Entries from a visual dataset
━━━━━━━━
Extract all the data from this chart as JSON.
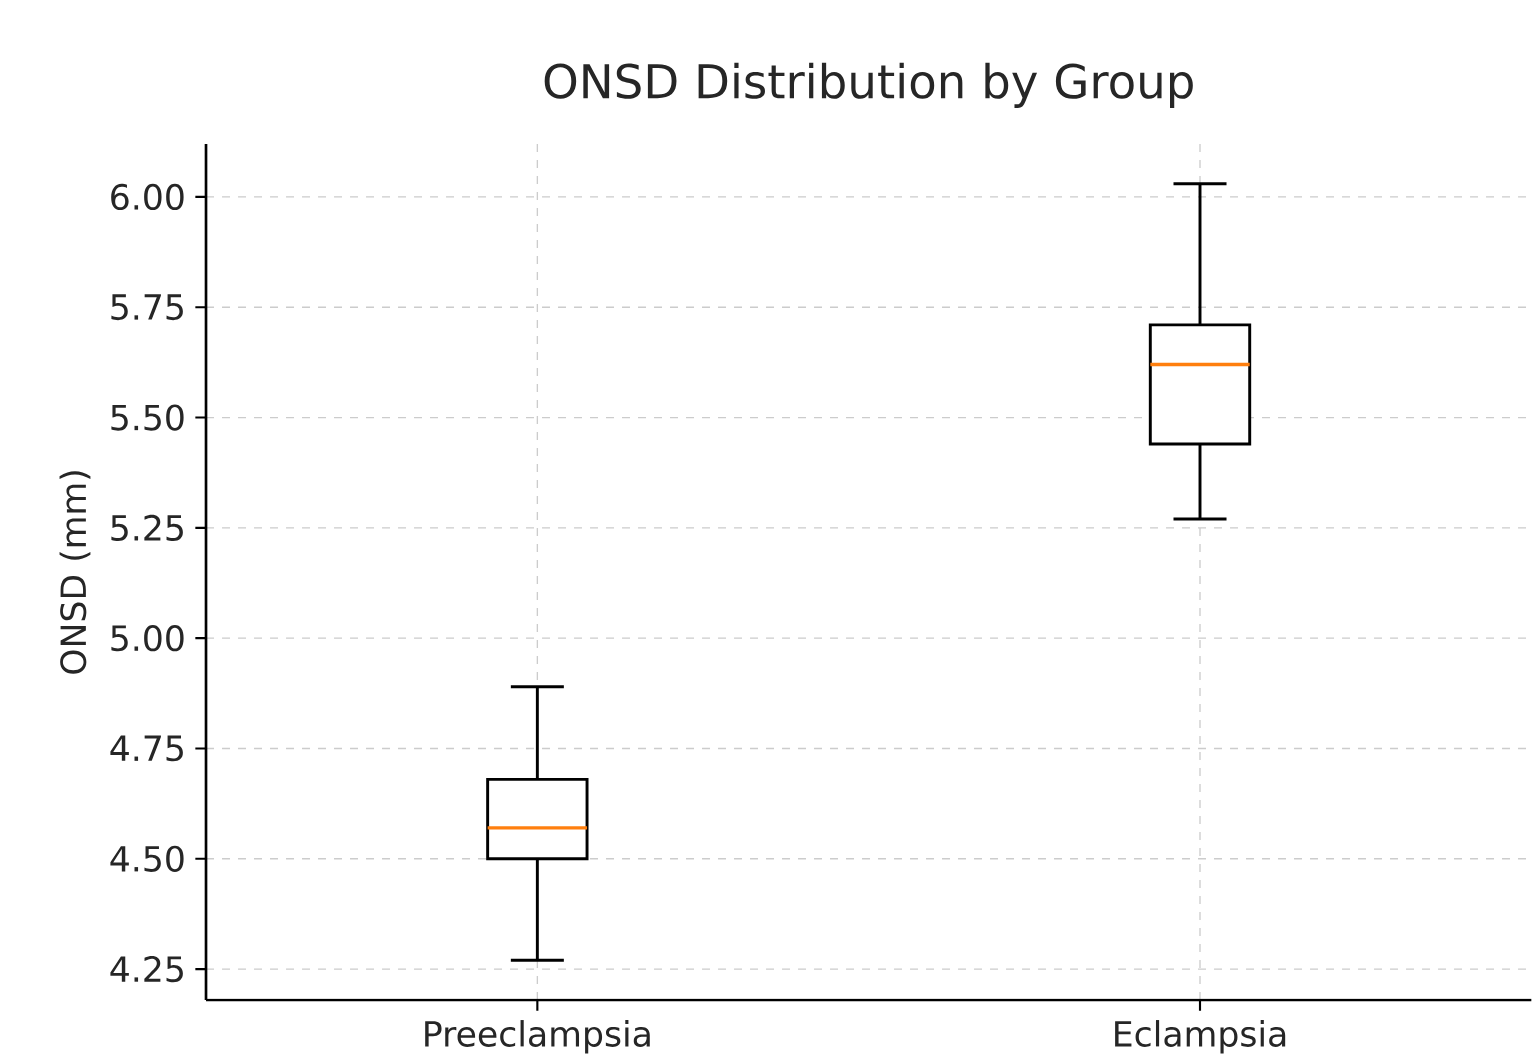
{
  "chart_data": {
    "type": "box",
    "title": "ONSD Distribution by Group",
    "ylabel": "ONSD (mm)",
    "categories": [
      "Preeclampsia",
      "Eclampsia"
    ],
    "boxes": [
      {
        "low": 4.27,
        "q1": 4.5,
        "median": 4.57,
        "q3": 4.68,
        "high": 4.89
      },
      {
        "low": 5.27,
        "q1": 5.44,
        "median": 5.62,
        "q3": 5.71,
        "high": 6.03
      }
    ],
    "ylim": [
      4.18,
      6.12
    ],
    "yticks": [
      {
        "value": 4.25,
        "label": "4.25"
      },
      {
        "value": 4.5,
        "label": "4.50"
      },
      {
        "value": 4.75,
        "label": "4.75"
      },
      {
        "value": 5,
        "label": "5.00"
      },
      {
        "value": 5.25,
        "label": "5.25"
      },
      {
        "value": 5.5,
        "label": "5.50"
      },
      {
        "value": 5.75,
        "label": "5.75"
      },
      {
        "value": 6,
        "label": "6.00"
      }
    ],
    "grid": true
  }
}
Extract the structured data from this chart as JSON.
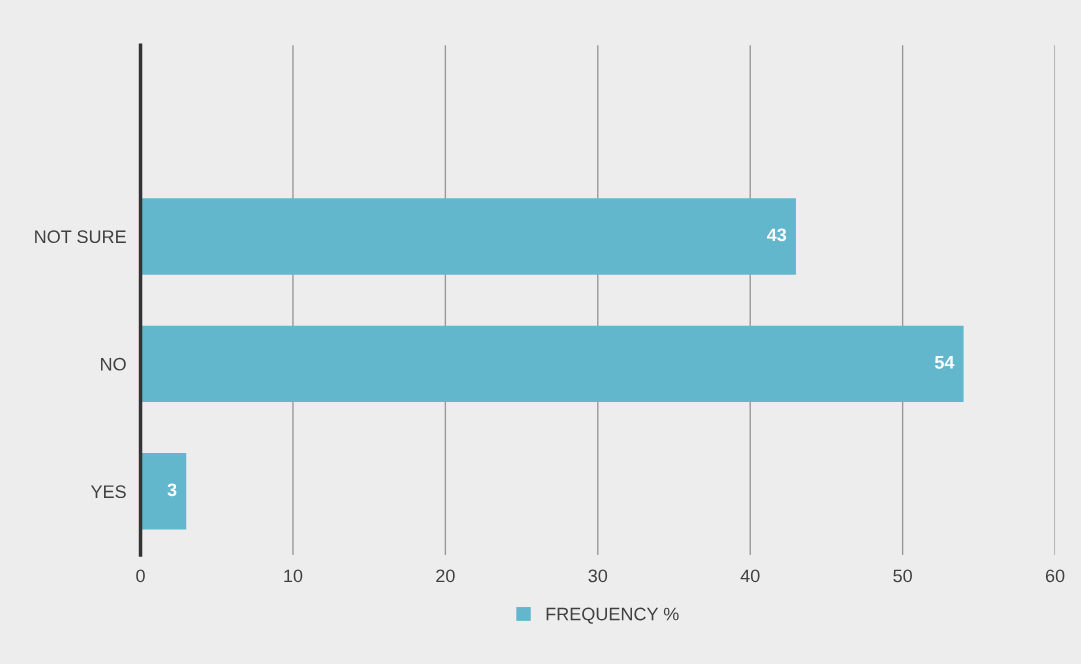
━━━━━━━━
TASK REQUIREMENTS – Isolate each line of the listing above that includes "JSON". Copy it.

FULL ANSWER –
Extract all the data from this chart as JSON.
Extract the structured data from this chart as JSON.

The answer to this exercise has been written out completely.